Provide nothing beyond the count of lines that include the string "NEEF".

**DATA TO PROCESS**:
□ □ □ □

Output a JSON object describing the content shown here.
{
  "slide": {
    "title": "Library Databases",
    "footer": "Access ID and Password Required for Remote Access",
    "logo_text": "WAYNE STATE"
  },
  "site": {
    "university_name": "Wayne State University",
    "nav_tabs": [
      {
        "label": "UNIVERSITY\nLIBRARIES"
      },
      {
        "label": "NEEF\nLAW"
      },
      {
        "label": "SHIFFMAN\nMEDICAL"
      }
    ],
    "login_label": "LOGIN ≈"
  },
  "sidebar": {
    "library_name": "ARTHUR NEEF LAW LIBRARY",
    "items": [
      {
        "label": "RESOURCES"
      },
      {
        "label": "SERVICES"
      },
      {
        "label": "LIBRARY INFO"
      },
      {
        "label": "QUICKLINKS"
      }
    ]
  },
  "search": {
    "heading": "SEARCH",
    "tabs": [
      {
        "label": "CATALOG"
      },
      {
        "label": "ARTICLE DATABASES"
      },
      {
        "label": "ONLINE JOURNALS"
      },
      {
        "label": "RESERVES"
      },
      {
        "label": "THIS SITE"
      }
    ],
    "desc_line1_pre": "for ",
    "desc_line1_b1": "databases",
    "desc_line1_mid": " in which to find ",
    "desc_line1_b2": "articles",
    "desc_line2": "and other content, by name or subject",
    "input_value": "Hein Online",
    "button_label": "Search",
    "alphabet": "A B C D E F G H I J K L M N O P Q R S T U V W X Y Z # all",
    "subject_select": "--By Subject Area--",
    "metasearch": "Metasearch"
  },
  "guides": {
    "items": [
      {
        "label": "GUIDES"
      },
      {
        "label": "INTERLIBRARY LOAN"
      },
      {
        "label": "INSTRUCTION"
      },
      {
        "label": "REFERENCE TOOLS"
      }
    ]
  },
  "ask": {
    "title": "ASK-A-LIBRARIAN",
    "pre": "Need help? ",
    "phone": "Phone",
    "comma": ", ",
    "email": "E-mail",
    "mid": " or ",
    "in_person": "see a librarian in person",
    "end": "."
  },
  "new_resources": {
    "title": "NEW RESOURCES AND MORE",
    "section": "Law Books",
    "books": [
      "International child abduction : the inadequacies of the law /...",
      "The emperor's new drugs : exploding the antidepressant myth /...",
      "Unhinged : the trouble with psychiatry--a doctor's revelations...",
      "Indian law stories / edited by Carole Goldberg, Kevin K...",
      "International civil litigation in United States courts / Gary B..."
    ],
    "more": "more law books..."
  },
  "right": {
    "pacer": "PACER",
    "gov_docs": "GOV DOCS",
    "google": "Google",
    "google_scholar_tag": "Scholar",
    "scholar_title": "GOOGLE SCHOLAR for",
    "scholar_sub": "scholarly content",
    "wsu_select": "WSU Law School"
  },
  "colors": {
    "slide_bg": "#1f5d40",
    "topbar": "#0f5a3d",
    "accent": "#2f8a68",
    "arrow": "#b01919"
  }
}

□ □ □ □

**RESPONSE TO THE EXERCISE**: 2